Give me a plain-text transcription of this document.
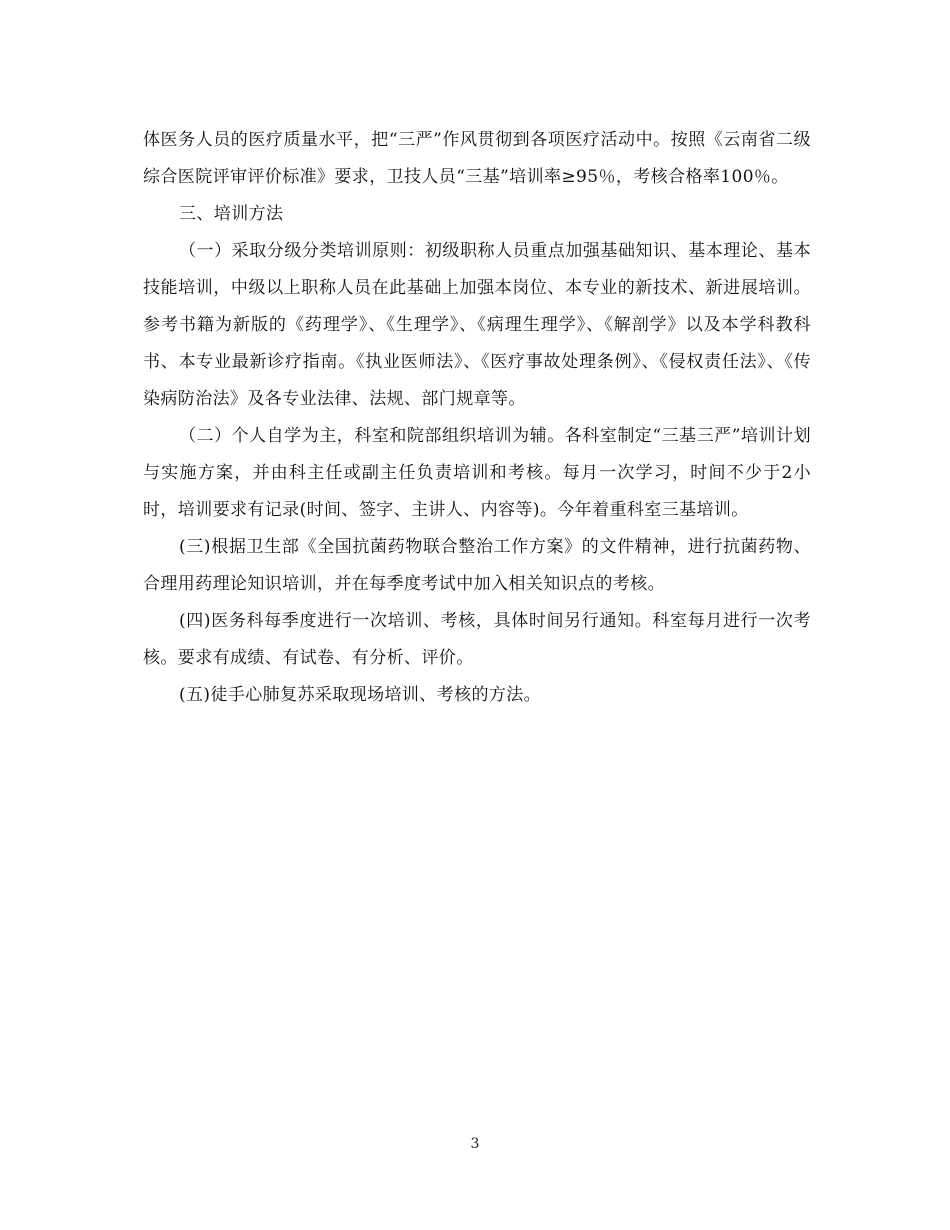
体医务人员的医疗质量水平，把“三严”作风贯彻到各项医疗活动中。按照《云南省二级综合医院评审评价标准》要求，卫技人员“三基”培训率≥95％，考核合格率100％。

三、培训方法

（一）采取分级分类培训原则：初级职称人员重点加强基础知识、基本理论、基本技能培训，中级以上职称人员在此基础上加强本岗位、本专业的新技术、新进展培训。参考书籍为新版的《药理学》、《生理学》、《病理生理学》、《解剖学》以及本学科教科书、本专业最新诊疗指南。《执业医师法》、《医疗事故处理条例》、《侵权责任法》、《传染病防治法》及各专业法律、法规、部门规章等。

（二）个人自学为主，科室和院部组织培训为辅。各科室制定“三基三严”培训计划与实施方案，并由科主任或副主任负责培训和考核。每月一次学习，时间不少于2小时，培训要求有记录(时间、签字、主讲人、内容等)。今年着重科室三基培训。

(三)根据卫生部《全国抗菌药物联合整治工作方案》的文件精神，进行抗菌药物、合理用药理论知识培训，并在每季度考试中加入相关知识点的考核。

(四)医务科每季度进行一次培训、考核，具体时间另行通知。科室每月进行一次考核。要求有成绩、有试卷、有分析、评价。

(五)徒手心肺复苏采取现场培训、考核的方法。

3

* * *

### Given request
Restate the entire listing word for word, excluding pictures.

### Solved exercise
Give me a plain-text transcription of this document.
体医务人员的医疗质量水平，把“三严”作风贯彻到各项医疗活动中。按照《云南省二级综合医院评审评价标准》要求，卫技人员“三基”培训率≥95％，考核合格率100％。

三、培训方法

（一）采取分级分类培训原则：初级职称人员重点加强基础知识、基本理论、基本技能培训，中级以上职称人员在此基础上加强本岗位、本专业的新技术、新进展培训。参考书籍为新版的《药理学》、《生理学》、《病理生理学》、《解剖学》以及本学科教科书、本专业最新诊疗指南。《执业医师法》、《医疗事故处理条例》、《侵权责任法》、《传染病防治法》及各专业法律、法规、部门规章等。

（二）个人自学为主，科室和院部组织培训为辅。各科室制定“三基三严”培训计划与实施方案，并由科主任或副主任负责培训和考核。每月一次学习，时间不少于2小时，培训要求有记录(时间、签字、主讲人、内容等)。今年着重科室三基培训。

(三)根据卫生部《全国抗菌药物联合整治工作方案》的文件精神，进行抗菌药物、合理用药理论知识培训，并在每季度考试中加入相关知识点的考核。

(四)医务科每季度进行一次培训、考核，具体时间另行通知。科室每月进行一次考核。要求有成绩、有试卷、有分析、评价。

(五)徒手心肺复苏采取现场培训、考核的方法。

3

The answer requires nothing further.